> **Objective**: Keep only those lines of the records that include the string "this".

* * * * * * * * *

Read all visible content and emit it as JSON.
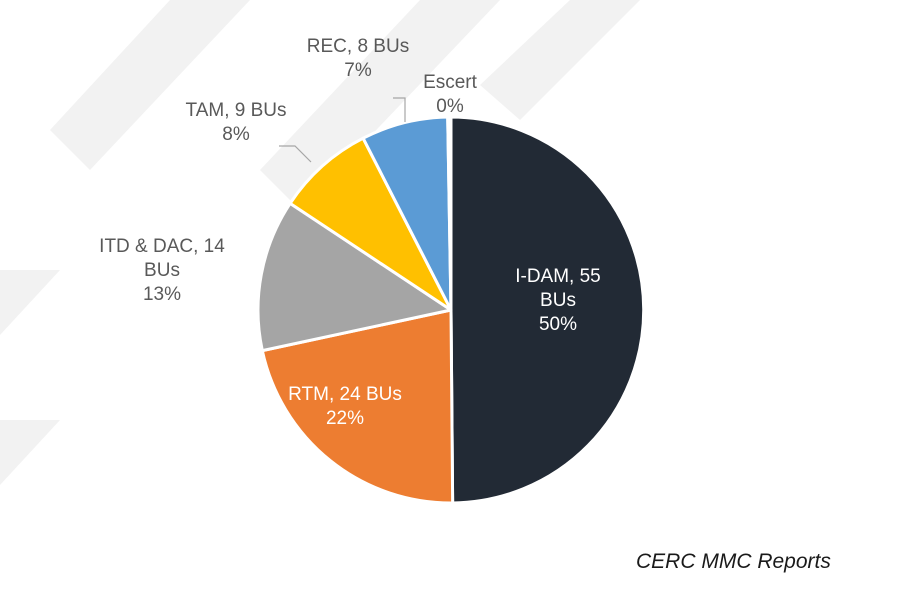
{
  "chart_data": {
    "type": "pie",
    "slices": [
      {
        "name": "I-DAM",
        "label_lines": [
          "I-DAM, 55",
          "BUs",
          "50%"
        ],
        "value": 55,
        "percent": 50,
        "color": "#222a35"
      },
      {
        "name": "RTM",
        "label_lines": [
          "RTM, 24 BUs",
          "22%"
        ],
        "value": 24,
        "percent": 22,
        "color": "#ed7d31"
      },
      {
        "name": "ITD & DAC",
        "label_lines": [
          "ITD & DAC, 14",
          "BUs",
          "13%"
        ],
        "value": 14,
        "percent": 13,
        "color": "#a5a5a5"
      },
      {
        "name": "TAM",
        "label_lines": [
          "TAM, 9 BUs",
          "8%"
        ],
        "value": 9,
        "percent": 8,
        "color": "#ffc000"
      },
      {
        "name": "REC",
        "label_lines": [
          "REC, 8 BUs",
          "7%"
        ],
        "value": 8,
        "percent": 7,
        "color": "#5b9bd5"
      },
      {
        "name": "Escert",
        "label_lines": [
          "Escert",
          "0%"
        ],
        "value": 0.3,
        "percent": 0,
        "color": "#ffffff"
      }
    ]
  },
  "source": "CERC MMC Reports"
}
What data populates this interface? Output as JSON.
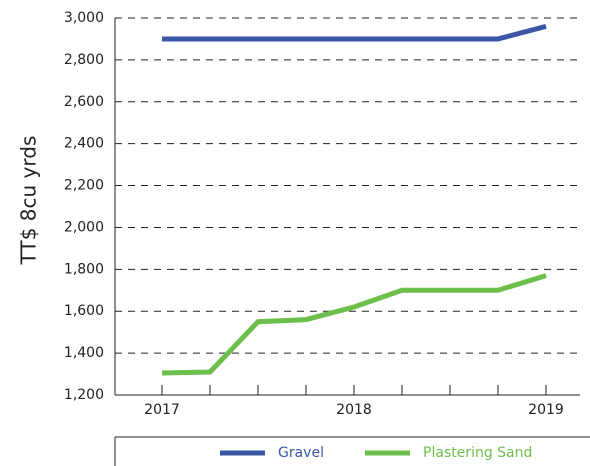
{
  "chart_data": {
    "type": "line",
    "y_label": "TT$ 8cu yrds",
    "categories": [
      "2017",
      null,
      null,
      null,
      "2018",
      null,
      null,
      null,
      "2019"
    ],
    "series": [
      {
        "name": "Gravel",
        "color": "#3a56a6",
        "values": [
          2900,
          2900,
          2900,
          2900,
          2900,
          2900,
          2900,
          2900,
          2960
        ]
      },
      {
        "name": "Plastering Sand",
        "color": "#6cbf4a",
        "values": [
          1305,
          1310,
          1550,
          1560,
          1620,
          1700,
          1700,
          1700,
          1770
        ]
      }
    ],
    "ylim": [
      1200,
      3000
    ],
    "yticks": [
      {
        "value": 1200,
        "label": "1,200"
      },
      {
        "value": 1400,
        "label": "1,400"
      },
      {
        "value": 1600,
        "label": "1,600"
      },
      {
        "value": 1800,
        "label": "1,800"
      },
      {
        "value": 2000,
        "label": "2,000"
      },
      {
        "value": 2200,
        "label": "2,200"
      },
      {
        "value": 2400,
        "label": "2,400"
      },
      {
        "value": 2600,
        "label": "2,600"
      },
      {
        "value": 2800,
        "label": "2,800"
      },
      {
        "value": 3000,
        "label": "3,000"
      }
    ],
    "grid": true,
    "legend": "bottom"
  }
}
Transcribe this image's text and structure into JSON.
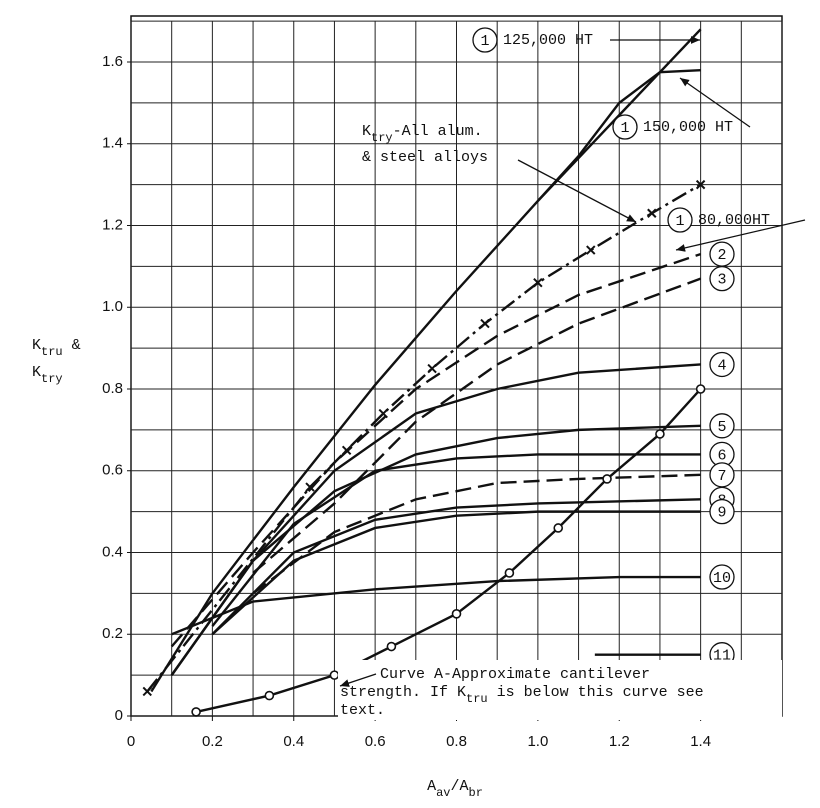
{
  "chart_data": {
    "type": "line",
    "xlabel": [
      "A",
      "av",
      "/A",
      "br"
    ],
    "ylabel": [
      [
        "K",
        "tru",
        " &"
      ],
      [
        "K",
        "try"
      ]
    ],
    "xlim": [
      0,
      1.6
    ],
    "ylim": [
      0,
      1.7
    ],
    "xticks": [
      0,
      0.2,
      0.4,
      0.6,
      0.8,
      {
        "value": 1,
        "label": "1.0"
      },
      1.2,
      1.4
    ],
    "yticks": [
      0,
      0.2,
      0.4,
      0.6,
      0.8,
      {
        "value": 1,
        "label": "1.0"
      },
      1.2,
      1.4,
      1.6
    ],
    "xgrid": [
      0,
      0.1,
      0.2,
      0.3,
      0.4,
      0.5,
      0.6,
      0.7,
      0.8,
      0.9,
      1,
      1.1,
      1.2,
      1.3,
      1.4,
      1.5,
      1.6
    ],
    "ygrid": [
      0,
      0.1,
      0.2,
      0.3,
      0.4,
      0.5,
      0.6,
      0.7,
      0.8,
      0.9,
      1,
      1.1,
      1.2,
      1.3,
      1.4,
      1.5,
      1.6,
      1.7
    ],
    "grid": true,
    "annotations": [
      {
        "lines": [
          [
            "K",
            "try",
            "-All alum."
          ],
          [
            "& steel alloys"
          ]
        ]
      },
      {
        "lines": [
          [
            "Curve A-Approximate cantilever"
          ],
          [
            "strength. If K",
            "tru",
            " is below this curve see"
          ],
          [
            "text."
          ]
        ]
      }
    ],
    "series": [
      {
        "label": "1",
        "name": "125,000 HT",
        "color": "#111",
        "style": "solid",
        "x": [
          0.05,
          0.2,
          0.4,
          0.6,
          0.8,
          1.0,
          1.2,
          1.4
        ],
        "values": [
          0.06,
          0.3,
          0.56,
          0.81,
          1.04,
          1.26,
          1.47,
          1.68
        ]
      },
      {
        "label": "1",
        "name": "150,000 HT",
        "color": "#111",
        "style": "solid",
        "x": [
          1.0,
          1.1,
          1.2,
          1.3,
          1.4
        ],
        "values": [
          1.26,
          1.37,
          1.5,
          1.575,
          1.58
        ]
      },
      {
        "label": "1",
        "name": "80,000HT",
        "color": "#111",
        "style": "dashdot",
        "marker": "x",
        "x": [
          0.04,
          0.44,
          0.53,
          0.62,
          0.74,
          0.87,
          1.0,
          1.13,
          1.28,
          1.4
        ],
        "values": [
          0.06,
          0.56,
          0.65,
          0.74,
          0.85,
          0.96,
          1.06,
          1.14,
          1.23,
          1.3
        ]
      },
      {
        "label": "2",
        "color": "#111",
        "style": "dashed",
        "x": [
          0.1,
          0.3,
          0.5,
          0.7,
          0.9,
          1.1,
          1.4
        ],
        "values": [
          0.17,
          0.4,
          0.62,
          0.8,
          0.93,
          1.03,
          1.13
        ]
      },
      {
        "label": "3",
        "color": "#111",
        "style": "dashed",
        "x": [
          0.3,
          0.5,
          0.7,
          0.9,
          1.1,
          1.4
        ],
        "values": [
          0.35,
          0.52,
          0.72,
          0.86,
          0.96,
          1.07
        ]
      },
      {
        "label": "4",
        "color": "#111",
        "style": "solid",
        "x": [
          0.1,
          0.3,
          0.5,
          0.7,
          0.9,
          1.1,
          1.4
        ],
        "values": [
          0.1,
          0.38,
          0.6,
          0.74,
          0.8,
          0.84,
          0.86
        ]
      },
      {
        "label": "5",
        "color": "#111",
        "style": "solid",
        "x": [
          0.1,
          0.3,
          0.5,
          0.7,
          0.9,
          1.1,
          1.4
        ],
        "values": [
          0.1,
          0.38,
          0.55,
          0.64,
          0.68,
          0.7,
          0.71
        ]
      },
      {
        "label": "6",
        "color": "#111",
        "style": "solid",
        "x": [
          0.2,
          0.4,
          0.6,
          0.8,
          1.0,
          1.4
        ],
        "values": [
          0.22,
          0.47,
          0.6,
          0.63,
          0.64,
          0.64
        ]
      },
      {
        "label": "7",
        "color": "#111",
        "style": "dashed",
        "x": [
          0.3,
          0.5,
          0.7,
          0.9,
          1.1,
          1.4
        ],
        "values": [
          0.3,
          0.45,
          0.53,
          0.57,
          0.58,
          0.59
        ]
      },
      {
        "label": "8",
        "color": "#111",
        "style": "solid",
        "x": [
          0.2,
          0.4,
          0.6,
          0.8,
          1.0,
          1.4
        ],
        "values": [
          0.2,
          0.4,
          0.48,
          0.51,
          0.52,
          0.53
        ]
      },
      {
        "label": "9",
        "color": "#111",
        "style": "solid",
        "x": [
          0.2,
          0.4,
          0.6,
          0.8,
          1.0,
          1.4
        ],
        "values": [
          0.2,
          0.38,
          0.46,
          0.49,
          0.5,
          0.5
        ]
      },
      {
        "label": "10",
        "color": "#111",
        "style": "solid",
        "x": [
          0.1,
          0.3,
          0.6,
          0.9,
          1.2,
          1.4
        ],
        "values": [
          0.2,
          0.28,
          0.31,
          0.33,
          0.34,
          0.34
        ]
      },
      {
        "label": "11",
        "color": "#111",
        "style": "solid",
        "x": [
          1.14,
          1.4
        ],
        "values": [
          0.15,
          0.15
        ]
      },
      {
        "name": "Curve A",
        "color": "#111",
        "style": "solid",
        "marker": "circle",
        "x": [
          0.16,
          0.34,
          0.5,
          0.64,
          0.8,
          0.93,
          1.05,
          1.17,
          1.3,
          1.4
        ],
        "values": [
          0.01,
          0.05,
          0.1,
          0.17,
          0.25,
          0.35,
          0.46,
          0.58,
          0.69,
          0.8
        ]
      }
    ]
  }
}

* * * * * * * * *

> **Final result**:
What data populates this interface? Output as JSON.
Transcribe this image's text and structure into JSON.
            " is below this curve see"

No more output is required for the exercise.